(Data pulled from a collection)
>> Start

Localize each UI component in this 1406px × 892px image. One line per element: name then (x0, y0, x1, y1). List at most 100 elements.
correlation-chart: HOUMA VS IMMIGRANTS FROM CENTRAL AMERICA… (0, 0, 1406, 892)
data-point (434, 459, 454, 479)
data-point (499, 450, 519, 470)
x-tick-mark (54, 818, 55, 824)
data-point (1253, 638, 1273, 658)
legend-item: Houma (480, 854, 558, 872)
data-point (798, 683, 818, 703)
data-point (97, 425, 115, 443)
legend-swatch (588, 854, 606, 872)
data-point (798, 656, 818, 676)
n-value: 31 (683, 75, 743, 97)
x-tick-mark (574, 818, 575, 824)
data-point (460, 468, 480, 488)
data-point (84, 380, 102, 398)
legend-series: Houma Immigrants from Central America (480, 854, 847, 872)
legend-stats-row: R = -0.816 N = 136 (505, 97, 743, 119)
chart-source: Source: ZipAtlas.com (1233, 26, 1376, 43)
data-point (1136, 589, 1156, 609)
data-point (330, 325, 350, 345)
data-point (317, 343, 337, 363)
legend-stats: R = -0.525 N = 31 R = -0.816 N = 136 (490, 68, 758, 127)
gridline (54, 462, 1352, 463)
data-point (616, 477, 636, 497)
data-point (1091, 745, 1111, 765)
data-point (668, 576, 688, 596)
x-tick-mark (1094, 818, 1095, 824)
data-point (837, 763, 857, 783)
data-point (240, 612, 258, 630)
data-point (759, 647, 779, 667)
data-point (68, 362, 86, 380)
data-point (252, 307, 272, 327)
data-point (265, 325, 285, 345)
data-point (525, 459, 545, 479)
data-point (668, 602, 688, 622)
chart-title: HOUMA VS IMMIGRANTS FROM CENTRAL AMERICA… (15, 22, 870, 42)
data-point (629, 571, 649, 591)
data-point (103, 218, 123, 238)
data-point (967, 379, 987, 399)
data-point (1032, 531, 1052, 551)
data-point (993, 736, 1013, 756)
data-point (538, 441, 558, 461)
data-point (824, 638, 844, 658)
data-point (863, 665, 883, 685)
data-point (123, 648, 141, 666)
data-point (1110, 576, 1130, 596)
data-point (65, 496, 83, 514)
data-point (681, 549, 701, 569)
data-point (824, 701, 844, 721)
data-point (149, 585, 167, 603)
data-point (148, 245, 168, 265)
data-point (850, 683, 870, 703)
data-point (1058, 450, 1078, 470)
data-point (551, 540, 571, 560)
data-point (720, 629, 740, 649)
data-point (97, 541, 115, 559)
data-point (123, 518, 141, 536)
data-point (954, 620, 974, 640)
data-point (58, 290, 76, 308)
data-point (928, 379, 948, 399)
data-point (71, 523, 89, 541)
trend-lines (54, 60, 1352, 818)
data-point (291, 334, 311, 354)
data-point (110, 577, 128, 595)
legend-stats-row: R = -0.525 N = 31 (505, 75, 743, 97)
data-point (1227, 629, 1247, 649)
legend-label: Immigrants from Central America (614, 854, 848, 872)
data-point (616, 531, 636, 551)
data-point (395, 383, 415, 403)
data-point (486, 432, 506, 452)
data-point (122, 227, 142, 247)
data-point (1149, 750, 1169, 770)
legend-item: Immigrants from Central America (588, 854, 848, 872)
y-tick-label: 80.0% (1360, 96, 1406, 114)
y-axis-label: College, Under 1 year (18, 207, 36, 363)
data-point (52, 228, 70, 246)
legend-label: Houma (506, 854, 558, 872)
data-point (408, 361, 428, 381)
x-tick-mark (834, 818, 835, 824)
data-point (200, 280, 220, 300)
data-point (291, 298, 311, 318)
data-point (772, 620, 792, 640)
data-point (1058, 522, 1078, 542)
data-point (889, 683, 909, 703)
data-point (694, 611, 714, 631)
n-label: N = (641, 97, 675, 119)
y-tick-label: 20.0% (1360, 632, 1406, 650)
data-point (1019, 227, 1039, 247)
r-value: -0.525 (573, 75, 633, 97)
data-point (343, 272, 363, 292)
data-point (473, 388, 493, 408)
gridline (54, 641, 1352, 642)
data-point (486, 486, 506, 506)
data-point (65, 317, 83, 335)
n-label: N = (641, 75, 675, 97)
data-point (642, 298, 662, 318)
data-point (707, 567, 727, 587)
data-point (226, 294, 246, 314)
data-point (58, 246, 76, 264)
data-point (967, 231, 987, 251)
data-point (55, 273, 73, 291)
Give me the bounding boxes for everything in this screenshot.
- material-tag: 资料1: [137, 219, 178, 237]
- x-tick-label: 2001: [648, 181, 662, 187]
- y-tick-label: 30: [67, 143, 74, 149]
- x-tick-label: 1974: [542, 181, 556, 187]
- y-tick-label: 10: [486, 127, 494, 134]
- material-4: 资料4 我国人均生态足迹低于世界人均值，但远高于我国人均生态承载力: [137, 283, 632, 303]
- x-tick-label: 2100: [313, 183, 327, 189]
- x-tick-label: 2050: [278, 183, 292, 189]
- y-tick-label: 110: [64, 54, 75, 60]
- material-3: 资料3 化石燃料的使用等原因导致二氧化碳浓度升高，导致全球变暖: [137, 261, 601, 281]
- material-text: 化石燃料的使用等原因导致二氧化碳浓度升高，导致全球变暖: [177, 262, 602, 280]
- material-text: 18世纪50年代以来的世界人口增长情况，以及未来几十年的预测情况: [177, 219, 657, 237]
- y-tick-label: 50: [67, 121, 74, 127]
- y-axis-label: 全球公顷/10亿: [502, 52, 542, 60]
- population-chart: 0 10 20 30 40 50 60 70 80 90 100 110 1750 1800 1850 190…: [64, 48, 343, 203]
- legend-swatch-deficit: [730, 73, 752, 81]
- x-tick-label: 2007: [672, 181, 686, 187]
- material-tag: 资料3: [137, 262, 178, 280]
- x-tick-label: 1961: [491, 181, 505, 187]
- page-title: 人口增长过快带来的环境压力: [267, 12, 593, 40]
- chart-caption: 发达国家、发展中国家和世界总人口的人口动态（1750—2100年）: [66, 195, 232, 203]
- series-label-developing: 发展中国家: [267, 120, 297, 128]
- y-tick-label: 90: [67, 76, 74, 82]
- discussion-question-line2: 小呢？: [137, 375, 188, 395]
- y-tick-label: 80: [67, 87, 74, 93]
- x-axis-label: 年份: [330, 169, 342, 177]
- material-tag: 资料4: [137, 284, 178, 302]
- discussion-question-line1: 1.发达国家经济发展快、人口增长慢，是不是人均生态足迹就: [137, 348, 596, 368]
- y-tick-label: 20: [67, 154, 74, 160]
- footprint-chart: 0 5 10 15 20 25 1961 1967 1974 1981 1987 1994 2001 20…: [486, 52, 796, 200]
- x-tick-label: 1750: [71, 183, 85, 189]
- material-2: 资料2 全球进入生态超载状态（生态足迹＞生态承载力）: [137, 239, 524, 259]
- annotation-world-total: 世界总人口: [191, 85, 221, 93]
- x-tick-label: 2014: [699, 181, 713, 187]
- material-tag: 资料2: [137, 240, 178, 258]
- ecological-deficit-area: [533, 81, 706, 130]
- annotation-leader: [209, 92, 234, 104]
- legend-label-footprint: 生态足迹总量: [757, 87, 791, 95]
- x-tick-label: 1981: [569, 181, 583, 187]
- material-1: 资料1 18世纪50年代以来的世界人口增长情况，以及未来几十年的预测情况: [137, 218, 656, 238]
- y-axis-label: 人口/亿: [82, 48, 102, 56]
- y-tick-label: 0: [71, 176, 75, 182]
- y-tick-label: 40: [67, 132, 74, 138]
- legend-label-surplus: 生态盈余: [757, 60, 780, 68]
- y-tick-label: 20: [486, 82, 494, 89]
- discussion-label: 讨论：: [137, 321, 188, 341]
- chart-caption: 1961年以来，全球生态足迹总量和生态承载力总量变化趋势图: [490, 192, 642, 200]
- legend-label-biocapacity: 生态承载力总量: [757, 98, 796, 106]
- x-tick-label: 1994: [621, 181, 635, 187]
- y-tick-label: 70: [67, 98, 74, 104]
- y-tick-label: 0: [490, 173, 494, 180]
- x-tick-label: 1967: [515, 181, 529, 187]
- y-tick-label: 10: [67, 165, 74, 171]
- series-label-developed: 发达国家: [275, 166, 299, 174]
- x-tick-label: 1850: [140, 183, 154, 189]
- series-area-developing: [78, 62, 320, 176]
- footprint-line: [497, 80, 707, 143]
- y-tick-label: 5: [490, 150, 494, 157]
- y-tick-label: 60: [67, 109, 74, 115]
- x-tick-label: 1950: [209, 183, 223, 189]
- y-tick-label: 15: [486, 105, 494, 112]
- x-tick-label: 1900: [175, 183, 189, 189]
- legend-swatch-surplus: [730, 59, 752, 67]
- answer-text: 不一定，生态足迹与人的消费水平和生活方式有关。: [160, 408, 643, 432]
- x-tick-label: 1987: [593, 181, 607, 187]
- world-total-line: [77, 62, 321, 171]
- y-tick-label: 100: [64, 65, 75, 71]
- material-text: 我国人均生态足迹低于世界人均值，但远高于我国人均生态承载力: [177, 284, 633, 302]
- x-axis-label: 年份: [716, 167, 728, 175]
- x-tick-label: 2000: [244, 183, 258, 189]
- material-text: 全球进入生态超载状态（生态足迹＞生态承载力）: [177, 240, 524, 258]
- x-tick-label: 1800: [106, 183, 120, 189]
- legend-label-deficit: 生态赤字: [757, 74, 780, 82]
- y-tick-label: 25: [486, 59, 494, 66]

>> End

**What is required:** Can you return the data verbatim, from its first line up to and including the line with "gridline (54, 462, 1352, 463)"?

**The response:**
Localize each UI component in this 1406px × 892px image. One line per element: name then (x0, y0, x1, y1). List at most 100 elements.
correlation-chart: HOUMA VS IMMIGRANTS FROM CENTRAL AMERICA… (0, 0, 1406, 892)
data-point (434, 459, 454, 479)
data-point (499, 450, 519, 470)
x-tick-mark (54, 818, 55, 824)
data-point (1253, 638, 1273, 658)
legend-item: Houma (480, 854, 558, 872)
data-point (798, 683, 818, 703)
data-point (97, 425, 115, 443)
legend-swatch (588, 854, 606, 872)
data-point (798, 656, 818, 676)
n-value: 31 (683, 75, 743, 97)
x-tick-mark (574, 818, 575, 824)
data-point (460, 468, 480, 488)
data-point (84, 380, 102, 398)
legend-series: Houma Immigrants from Central America (480, 854, 847, 872)
legend-stats-row: R = -0.816 N = 136 (505, 97, 743, 119)
chart-source: Source: ZipAtlas.com (1233, 26, 1376, 43)
data-point (1136, 589, 1156, 609)
data-point (330, 325, 350, 345)
data-point (317, 343, 337, 363)
legend-stats: R = -0.525 N = 31 R = -0.816 N = 136 (490, 68, 758, 127)
gridline (54, 462, 1352, 463)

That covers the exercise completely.